- Task instructions -
Retype the material word for word.

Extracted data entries
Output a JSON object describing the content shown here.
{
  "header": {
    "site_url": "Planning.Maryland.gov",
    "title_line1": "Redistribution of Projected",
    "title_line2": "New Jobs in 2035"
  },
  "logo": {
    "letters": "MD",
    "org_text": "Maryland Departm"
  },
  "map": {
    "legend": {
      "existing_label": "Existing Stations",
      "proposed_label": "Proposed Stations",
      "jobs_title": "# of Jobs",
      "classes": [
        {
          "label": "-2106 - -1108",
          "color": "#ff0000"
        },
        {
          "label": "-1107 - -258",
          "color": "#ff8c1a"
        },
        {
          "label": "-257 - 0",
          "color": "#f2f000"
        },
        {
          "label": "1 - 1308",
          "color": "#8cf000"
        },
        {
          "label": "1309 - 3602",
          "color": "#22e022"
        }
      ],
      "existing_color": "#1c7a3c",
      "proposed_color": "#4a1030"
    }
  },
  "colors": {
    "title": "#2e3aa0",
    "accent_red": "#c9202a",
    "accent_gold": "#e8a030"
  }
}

- Exercise output -
Output a JSON object describing the content shown here.
{
  "header": {
    "site_url": "Planning.Maryland.gov",
    "title_line1": "Redistribution of Projected",
    "title_line2": "New Jobs in 2035"
  },
  "logo": {
    "letters": "MD",
    "org_text": "Maryland Departm"
  },
  "map": {
    "legend": {
      "existing_label": "Existing Stations",
      "proposed_label": "Proposed Stations",
      "jobs_title": "# of Jobs",
      "classes": [
        {
          "label": "-2106 - -1108",
          "color": "#ff0000"
        },
        {
          "label": "-1107 - -258",
          "color": "#ff8c1a"
        },
        {
          "label": "-257 - 0",
          "color": "#f2f000"
        },
        {
          "label": "1 - 1308",
          "color": "#8cf000"
        },
        {
          "label": "1309 - 3602",
          "color": "#22e022"
        }
      ],
      "existing_color": "#1c7a3c",
      "proposed_color": "#4a1030"
    }
  },
  "colors": {
    "title": "#2e3aa0",
    "accent_red": "#c9202a",
    "accent_gold": "#e8a030"
  }
}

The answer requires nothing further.